(Stored data entries)
'''
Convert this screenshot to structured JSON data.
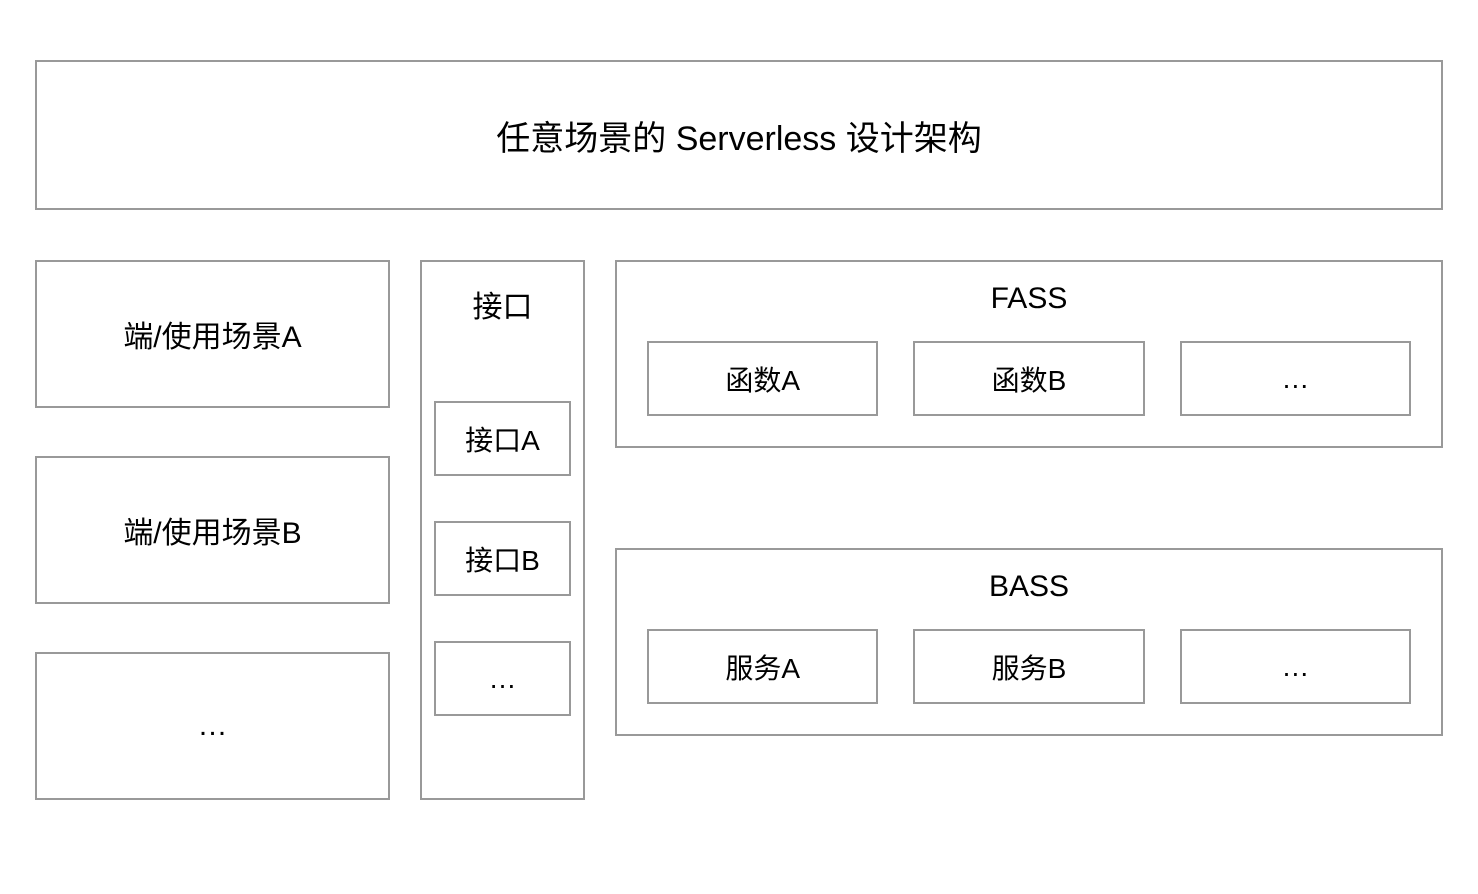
{
  "title": "任意场景的 Serverless 设计架构",
  "scenarios": {
    "items": [
      "端/使用场景A",
      "端/使用场景B",
      "…"
    ]
  },
  "interface": {
    "title": "接口",
    "items": [
      "接口A",
      "接口B",
      "…"
    ]
  },
  "fass": {
    "title": "FASS",
    "items": [
      "函数A",
      "函数B",
      "…"
    ]
  },
  "bass": {
    "title": "BASS",
    "items": [
      "服务A",
      "服务B",
      "…"
    ]
  }
}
'''
**Written problem**: Print all of the entries word for word. Skip any images they contain.

**Task output**:
Convert this screenshot to structured JSON data.
{
  "title": "任意场景的 Serverless 设计架构",
  "scenarios": {
    "items": [
      "端/使用场景A",
      "端/使用场景B",
      "…"
    ]
  },
  "interface": {
    "title": "接口",
    "items": [
      "接口A",
      "接口B",
      "…"
    ]
  },
  "fass": {
    "title": "FASS",
    "items": [
      "函数A",
      "函数B",
      "…"
    ]
  },
  "bass": {
    "title": "BASS",
    "items": [
      "服务A",
      "服务B",
      "…"
    ]
  }
}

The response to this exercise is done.